::: DATA :::

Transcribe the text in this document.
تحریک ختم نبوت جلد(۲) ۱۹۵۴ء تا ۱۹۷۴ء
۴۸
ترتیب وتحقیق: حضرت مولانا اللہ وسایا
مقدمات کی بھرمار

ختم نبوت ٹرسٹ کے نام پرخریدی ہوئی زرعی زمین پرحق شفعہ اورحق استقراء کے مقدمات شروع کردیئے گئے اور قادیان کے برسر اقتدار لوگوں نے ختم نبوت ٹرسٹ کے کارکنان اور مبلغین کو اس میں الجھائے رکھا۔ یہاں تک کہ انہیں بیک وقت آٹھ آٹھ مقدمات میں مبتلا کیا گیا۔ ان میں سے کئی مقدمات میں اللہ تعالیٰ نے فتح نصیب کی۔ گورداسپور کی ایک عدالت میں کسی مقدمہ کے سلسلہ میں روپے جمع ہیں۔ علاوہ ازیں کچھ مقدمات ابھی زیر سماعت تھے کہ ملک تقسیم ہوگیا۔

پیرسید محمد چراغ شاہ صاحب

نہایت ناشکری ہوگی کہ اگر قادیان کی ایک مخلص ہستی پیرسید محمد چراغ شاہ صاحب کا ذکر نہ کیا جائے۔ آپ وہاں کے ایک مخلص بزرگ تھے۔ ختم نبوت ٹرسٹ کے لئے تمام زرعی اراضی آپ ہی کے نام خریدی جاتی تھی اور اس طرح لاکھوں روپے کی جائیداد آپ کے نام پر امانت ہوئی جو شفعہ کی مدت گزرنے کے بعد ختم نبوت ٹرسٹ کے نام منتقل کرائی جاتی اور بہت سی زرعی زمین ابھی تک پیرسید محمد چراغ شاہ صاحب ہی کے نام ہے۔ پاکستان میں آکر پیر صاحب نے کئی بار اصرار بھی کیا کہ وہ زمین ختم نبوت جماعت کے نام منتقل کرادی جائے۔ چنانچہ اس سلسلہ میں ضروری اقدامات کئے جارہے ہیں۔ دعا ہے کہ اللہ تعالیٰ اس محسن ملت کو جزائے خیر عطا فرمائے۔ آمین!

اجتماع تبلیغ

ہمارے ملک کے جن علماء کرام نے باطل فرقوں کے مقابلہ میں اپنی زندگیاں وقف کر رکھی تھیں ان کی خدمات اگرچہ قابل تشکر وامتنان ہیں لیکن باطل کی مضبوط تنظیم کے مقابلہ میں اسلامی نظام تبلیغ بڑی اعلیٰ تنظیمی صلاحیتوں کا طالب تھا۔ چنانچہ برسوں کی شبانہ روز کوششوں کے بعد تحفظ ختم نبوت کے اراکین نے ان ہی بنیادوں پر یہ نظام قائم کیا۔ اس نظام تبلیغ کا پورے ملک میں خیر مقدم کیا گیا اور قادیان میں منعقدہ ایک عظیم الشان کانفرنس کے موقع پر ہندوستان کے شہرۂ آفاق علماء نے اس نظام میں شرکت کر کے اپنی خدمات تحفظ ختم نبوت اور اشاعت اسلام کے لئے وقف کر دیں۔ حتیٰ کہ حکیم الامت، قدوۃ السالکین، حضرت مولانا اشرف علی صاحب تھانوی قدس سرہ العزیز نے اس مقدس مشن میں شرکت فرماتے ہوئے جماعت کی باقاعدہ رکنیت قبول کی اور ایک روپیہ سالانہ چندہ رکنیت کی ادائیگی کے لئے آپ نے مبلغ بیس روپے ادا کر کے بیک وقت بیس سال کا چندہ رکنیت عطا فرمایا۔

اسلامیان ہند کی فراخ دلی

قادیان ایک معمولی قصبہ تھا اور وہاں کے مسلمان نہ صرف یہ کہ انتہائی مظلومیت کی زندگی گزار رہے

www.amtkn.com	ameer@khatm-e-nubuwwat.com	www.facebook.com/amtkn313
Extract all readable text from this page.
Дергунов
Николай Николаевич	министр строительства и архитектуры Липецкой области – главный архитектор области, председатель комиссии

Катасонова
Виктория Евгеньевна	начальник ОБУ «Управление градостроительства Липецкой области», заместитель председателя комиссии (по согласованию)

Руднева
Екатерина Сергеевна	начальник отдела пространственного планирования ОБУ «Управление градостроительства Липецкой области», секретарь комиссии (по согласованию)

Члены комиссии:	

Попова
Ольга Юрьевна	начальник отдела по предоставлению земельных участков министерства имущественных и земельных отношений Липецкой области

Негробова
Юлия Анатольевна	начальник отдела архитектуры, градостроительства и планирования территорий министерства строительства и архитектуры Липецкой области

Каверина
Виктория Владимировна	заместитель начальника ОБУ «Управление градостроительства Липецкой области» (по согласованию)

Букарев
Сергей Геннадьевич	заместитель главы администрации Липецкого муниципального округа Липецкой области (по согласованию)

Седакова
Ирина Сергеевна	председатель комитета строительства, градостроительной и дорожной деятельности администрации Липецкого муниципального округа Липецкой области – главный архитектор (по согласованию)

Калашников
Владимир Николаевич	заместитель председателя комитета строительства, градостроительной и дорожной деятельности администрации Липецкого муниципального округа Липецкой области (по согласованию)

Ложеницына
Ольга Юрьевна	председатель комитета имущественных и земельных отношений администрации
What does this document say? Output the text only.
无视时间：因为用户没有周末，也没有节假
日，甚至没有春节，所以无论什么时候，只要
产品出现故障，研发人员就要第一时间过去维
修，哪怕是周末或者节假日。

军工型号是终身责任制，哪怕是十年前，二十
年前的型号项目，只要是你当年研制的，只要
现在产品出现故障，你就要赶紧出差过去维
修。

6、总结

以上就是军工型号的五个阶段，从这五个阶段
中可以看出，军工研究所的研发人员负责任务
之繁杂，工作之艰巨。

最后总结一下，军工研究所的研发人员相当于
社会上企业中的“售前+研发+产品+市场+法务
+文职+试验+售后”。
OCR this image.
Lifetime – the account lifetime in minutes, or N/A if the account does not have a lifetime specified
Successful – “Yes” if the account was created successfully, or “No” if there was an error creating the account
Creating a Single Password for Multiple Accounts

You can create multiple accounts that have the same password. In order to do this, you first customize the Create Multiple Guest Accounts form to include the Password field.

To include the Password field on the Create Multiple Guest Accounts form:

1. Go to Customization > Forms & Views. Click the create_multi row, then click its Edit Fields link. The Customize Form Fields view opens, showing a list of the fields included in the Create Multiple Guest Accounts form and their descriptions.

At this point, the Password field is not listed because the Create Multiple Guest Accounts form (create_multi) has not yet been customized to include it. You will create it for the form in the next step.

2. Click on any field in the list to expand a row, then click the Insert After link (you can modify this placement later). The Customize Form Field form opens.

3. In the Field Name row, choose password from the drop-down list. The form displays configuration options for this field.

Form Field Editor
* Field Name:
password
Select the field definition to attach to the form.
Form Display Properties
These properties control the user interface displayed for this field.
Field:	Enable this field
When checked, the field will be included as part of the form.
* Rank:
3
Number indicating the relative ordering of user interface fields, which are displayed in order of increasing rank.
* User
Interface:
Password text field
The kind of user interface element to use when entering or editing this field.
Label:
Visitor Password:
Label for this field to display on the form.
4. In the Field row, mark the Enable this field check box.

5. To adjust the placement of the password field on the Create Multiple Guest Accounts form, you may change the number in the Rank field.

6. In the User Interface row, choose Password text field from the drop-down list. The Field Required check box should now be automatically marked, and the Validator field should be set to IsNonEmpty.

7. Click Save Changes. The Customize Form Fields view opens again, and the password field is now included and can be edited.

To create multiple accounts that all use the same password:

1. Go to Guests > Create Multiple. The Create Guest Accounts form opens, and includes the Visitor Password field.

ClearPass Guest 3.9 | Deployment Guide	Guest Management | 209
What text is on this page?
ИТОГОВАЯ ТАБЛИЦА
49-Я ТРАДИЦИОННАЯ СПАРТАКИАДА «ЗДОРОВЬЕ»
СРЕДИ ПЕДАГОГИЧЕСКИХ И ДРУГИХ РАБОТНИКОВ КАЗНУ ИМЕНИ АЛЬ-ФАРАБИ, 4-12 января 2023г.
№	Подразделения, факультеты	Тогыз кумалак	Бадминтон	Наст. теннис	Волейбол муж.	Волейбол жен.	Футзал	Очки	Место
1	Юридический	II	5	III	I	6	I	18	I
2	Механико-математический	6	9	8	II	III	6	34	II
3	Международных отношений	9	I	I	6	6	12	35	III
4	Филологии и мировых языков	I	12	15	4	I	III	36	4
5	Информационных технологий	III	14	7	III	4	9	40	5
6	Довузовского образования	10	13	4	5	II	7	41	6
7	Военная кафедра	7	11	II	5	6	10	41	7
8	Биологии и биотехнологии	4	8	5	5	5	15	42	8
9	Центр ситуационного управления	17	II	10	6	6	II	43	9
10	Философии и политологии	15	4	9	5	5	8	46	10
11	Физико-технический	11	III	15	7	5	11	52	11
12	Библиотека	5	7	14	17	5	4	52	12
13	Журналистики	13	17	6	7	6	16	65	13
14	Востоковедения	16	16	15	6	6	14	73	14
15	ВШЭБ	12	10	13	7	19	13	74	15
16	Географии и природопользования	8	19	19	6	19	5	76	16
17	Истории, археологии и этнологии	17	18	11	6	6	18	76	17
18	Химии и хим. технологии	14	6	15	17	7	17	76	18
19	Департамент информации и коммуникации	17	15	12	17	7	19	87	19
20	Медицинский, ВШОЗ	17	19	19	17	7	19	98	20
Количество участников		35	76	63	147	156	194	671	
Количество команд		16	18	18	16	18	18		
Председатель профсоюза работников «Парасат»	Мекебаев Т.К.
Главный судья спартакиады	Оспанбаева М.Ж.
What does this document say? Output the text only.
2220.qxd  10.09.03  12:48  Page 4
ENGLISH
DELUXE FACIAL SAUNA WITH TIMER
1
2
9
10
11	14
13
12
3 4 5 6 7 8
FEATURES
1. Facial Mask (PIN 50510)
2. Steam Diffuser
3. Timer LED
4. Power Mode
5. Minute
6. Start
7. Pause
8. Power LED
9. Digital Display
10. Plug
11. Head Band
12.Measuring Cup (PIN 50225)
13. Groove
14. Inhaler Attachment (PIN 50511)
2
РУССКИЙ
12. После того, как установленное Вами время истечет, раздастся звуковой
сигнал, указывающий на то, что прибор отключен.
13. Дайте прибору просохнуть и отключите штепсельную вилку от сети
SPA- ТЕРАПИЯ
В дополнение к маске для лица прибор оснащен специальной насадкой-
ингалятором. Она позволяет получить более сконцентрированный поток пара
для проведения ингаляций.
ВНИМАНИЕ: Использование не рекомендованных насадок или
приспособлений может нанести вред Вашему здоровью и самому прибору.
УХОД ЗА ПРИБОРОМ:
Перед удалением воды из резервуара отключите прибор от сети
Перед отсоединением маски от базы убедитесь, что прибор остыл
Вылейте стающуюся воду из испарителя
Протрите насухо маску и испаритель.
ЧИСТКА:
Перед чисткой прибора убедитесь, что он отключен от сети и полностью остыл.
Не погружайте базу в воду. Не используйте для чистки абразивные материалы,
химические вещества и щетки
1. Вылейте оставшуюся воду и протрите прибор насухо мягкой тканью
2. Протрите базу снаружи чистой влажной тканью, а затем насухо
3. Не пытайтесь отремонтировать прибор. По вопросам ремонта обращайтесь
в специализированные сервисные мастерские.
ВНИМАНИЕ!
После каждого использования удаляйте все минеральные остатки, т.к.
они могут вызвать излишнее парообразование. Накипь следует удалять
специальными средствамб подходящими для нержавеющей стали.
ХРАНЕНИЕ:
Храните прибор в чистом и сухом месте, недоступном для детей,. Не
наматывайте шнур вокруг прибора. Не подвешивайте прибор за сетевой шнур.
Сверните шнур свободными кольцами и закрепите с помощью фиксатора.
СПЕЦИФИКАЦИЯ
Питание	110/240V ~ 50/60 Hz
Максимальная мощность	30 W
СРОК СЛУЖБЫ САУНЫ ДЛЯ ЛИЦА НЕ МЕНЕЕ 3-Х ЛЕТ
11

:::

- TASK TO CARRY OUT: Return each line with "комитета".

- SOLUTION TO THIS EXERCISE:
Ирина Сергеевна	председатель комитета строительства, градостроительной и дорожной деятельности администрации Липецкого муниципального округа Липецкой области – главный архитектор (по согласованию)
Владимир Николаевич	заместитель председателя комитета строительства, градостроительной и дорожной деятельности администрации Липецкого муниципального округа Липецкой области (по согласованию)
Ольга Юрьевна	председатель комитета имущественных и земельных отношений администрации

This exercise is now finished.